Exercise task -
In the material below, list every line carrying the string "Kartografikoak".

Data listing -

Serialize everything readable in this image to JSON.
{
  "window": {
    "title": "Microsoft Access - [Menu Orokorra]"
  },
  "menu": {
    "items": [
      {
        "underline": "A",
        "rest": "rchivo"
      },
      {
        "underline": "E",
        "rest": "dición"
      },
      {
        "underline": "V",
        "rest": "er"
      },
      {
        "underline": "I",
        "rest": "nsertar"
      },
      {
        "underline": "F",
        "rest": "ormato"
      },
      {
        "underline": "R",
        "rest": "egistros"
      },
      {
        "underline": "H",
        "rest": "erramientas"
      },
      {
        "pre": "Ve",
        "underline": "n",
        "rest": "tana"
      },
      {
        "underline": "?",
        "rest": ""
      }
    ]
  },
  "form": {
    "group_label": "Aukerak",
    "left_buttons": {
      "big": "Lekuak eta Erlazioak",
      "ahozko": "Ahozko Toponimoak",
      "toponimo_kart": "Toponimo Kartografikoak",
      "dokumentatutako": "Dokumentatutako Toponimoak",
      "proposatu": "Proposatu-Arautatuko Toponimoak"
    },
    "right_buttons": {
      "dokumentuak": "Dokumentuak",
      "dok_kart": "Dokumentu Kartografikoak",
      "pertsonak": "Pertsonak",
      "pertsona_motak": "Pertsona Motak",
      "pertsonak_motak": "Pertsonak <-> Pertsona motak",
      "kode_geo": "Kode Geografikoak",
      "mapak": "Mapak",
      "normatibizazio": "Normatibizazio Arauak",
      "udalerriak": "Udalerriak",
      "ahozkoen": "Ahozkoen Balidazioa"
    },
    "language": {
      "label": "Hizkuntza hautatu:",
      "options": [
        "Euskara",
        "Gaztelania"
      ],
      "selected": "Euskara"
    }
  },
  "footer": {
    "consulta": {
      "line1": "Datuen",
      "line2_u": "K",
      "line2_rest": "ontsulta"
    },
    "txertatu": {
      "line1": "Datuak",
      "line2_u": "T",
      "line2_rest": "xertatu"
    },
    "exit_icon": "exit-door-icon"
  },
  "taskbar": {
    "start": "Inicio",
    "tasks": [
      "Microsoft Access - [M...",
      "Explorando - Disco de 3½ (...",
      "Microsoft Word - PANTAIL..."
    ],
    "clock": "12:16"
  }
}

Task result -
      "toponimo_kart": "Toponimo Kartografikoak",
      "dok_kart": "Dokumentu Kartografikoak",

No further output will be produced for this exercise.